▶ **What needs to be done**
As an exercise in exact copying, transcribe the lines below from the one holding "Give me the" through the last, with both ends included and pictures left out.

** Start Dataset records **

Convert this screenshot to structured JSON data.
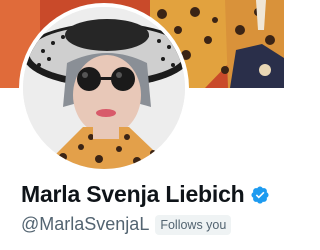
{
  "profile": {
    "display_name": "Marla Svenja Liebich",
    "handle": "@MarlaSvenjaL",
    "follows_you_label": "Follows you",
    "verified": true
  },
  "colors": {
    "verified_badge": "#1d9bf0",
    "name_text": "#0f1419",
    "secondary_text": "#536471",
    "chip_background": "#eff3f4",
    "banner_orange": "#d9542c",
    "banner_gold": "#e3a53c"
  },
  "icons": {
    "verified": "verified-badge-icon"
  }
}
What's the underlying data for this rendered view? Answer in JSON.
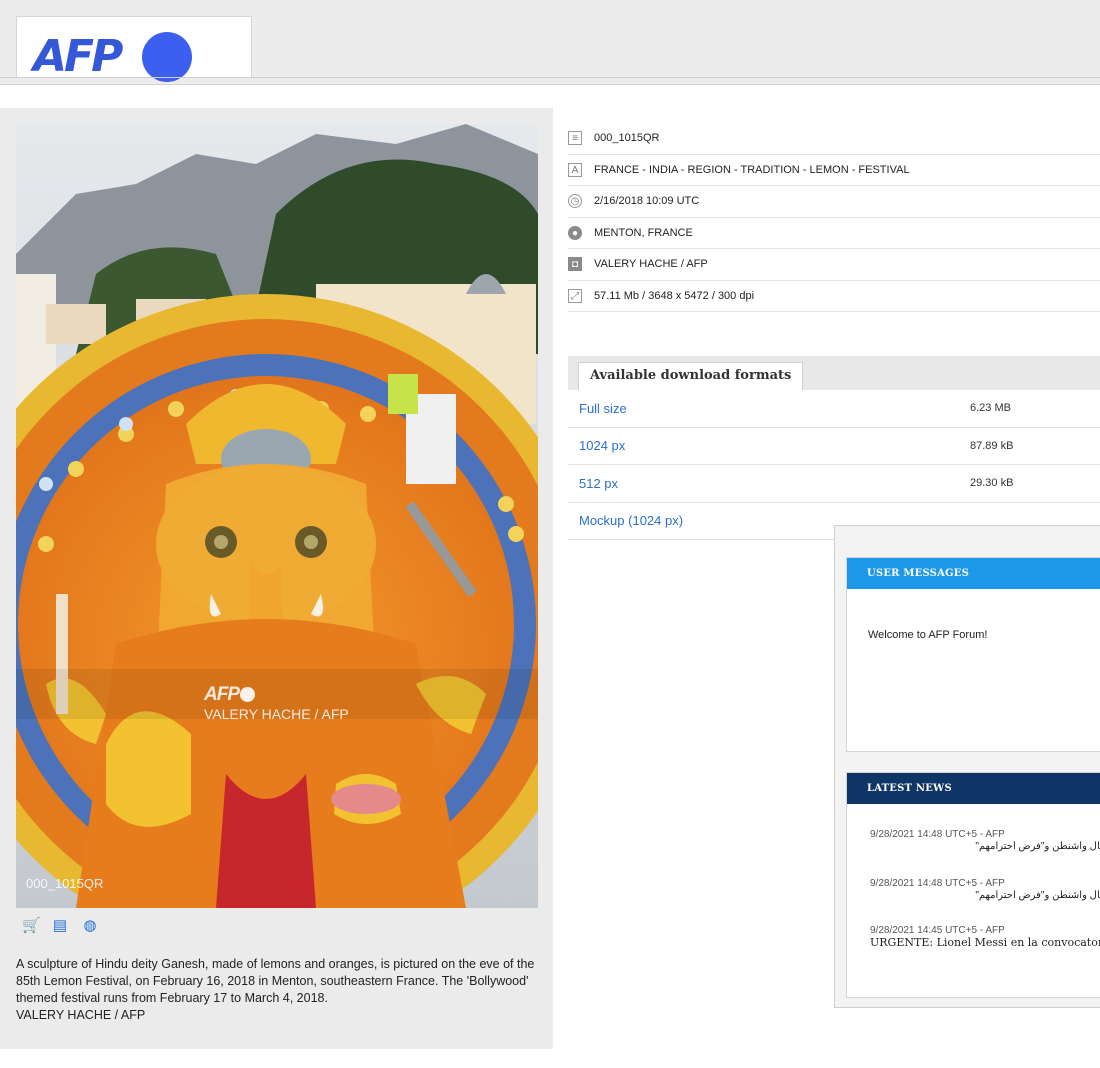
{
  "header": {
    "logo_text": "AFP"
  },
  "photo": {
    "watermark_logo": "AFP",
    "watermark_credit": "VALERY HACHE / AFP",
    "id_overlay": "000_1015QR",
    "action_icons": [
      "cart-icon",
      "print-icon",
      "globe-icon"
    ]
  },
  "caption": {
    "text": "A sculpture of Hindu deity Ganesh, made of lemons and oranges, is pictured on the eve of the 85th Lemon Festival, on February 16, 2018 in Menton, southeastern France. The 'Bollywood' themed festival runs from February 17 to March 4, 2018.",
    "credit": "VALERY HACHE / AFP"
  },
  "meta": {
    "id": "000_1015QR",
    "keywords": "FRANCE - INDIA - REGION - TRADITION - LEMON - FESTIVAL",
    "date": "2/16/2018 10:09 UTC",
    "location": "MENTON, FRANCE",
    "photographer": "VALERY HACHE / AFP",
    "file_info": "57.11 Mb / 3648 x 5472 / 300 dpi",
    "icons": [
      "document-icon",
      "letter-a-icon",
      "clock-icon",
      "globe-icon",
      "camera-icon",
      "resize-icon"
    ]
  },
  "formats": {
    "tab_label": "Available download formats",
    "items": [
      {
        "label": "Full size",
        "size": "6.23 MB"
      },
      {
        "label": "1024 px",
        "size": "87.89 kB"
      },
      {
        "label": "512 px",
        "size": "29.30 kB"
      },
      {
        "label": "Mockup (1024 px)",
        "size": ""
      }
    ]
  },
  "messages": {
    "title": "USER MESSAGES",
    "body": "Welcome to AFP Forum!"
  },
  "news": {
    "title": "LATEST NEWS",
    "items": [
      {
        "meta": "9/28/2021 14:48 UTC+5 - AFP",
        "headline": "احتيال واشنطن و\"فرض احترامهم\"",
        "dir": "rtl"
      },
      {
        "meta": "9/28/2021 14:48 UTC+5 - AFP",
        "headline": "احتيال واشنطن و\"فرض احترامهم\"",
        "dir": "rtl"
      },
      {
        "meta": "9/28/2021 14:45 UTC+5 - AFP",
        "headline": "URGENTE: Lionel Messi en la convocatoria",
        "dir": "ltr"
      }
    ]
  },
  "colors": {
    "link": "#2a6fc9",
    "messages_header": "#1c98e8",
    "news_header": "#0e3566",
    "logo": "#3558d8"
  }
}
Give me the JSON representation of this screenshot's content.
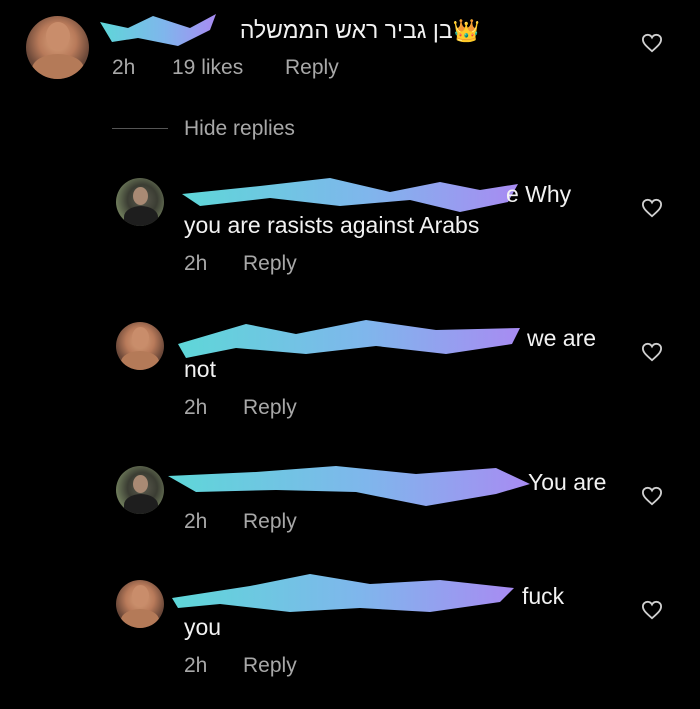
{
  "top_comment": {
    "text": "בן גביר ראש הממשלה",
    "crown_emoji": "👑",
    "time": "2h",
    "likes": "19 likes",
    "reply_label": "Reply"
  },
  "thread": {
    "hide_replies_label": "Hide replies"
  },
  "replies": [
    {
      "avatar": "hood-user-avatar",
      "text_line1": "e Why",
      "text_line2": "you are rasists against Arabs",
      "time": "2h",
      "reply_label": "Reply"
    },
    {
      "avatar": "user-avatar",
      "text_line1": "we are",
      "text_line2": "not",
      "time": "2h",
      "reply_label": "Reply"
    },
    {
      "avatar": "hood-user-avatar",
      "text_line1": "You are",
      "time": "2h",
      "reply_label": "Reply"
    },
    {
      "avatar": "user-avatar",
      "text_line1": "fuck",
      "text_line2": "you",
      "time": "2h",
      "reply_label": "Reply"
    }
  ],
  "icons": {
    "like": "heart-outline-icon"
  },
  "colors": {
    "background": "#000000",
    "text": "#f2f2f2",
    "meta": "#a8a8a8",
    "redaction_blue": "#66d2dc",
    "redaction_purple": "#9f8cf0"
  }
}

** End Dataset records **

▶ **Output below**
Give me the JSON representation of this screenshot's content.
{
  "top_comment": {
    "text": "בן גביר ראש הממשלה",
    "crown_emoji": "👑",
    "time": "2h",
    "likes": "19 likes",
    "reply_label": "Reply"
  },
  "thread": {
    "hide_replies_label": "Hide replies"
  },
  "replies": [
    {
      "avatar": "hood-user-avatar",
      "text_line1": "e Why",
      "text_line2": "you are rasists against Arabs",
      "time": "2h",
      "reply_label": "Reply"
    },
    {
      "avatar": "user-avatar",
      "text_line1": "we are",
      "text_line2": "not",
      "time": "2h",
      "reply_label": "Reply"
    },
    {
      "avatar": "hood-user-avatar",
      "text_line1": "You are",
      "time": "2h",
      "reply_label": "Reply"
    },
    {
      "avatar": "user-avatar",
      "text_line1": "fuck",
      "text_line2": "you",
      "time": "2h",
      "reply_label": "Reply"
    }
  ],
  "icons": {
    "like": "heart-outline-icon"
  },
  "colors": {
    "background": "#000000",
    "text": "#f2f2f2",
    "meta": "#a8a8a8",
    "redaction_blue": "#66d2dc",
    "redaction_purple": "#9f8cf0"
  }
}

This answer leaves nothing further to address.